**Given task**
Write each line out again exactly as written.

-.-.-

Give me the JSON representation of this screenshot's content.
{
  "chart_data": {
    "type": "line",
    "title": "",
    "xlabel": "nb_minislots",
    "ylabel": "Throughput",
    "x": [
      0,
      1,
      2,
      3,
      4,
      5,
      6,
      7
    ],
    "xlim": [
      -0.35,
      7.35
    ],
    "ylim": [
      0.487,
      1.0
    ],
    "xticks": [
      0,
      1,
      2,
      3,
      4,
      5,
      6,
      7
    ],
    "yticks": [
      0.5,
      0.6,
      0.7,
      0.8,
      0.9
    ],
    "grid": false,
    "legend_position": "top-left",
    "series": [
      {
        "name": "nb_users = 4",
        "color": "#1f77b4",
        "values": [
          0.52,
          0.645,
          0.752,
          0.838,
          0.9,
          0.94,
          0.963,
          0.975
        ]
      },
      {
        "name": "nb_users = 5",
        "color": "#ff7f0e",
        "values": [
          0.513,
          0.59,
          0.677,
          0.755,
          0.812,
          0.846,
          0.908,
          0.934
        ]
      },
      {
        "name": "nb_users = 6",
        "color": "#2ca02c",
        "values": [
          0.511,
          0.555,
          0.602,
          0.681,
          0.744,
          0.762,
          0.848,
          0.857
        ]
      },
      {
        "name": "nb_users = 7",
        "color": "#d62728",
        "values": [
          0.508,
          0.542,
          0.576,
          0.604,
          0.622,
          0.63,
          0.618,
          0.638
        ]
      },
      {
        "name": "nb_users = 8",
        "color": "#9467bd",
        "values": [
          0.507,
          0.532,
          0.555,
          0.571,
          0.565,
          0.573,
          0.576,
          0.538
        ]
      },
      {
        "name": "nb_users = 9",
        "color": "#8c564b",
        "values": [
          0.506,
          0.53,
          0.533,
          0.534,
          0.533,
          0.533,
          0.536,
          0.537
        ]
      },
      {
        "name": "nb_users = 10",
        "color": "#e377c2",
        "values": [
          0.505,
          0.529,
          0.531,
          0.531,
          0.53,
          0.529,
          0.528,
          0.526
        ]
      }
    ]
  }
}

-.-.-

**Problem solution**
Give me the JSON representation of this screenshot's content.
{
  "chart_data": {
    "type": "line",
    "title": "",
    "xlabel": "nb_minislots",
    "ylabel": "Throughput",
    "x": [
      0,
      1,
      2,
      3,
      4,
      5,
      6,
      7
    ],
    "xlim": [
      -0.35,
      7.35
    ],
    "ylim": [
      0.487,
      1.0
    ],
    "xticks": [
      0,
      1,
      2,
      3,
      4,
      5,
      6,
      7
    ],
    "yticks": [
      0.5,
      0.6,
      0.7,
      0.8,
      0.9
    ],
    "grid": false,
    "legend_position": "top-left",
    "series": [
      {
        "name": "nb_users = 4",
        "color": "#1f77b4",
        "values": [
          0.52,
          0.645,
          0.752,
          0.838,
          0.9,
          0.94,
          0.963,
          0.975
        ]
      },
      {
        "name": "nb_users = 5",
        "color": "#ff7f0e",
        "values": [
          0.513,
          0.59,
          0.677,
          0.755,
          0.812,
          0.846,
          0.908,
          0.934
        ]
      },
      {
        "name": "nb_users = 6",
        "color": "#2ca02c",
        "values": [
          0.511,
          0.555,
          0.602,
          0.681,
          0.744,
          0.762,
          0.848,
          0.857
        ]
      },
      {
        "name": "nb_users = 7",
        "color": "#d62728",
        "values": [
          0.508,
          0.542,
          0.576,
          0.604,
          0.622,
          0.63,
          0.618,
          0.638
        ]
      },
      {
        "name": "nb_users = 8",
        "color": "#9467bd",
        "values": [
          0.507,
          0.532,
          0.555,
          0.571,
          0.565,
          0.573,
          0.576,
          0.538
        ]
      },
      {
        "name": "nb_users = 9",
        "color": "#8c564b",
        "values": [
          0.506,
          0.53,
          0.533,
          0.534,
          0.533,
          0.533,
          0.536,
          0.537
        ]
      },
      {
        "name": "nb_users = 10",
        "color": "#e377c2",
        "values": [
          0.505,
          0.529,
          0.531,
          0.531,
          0.53,
          0.529,
          0.528,
          0.526
        ]
      }
    ]
  }
}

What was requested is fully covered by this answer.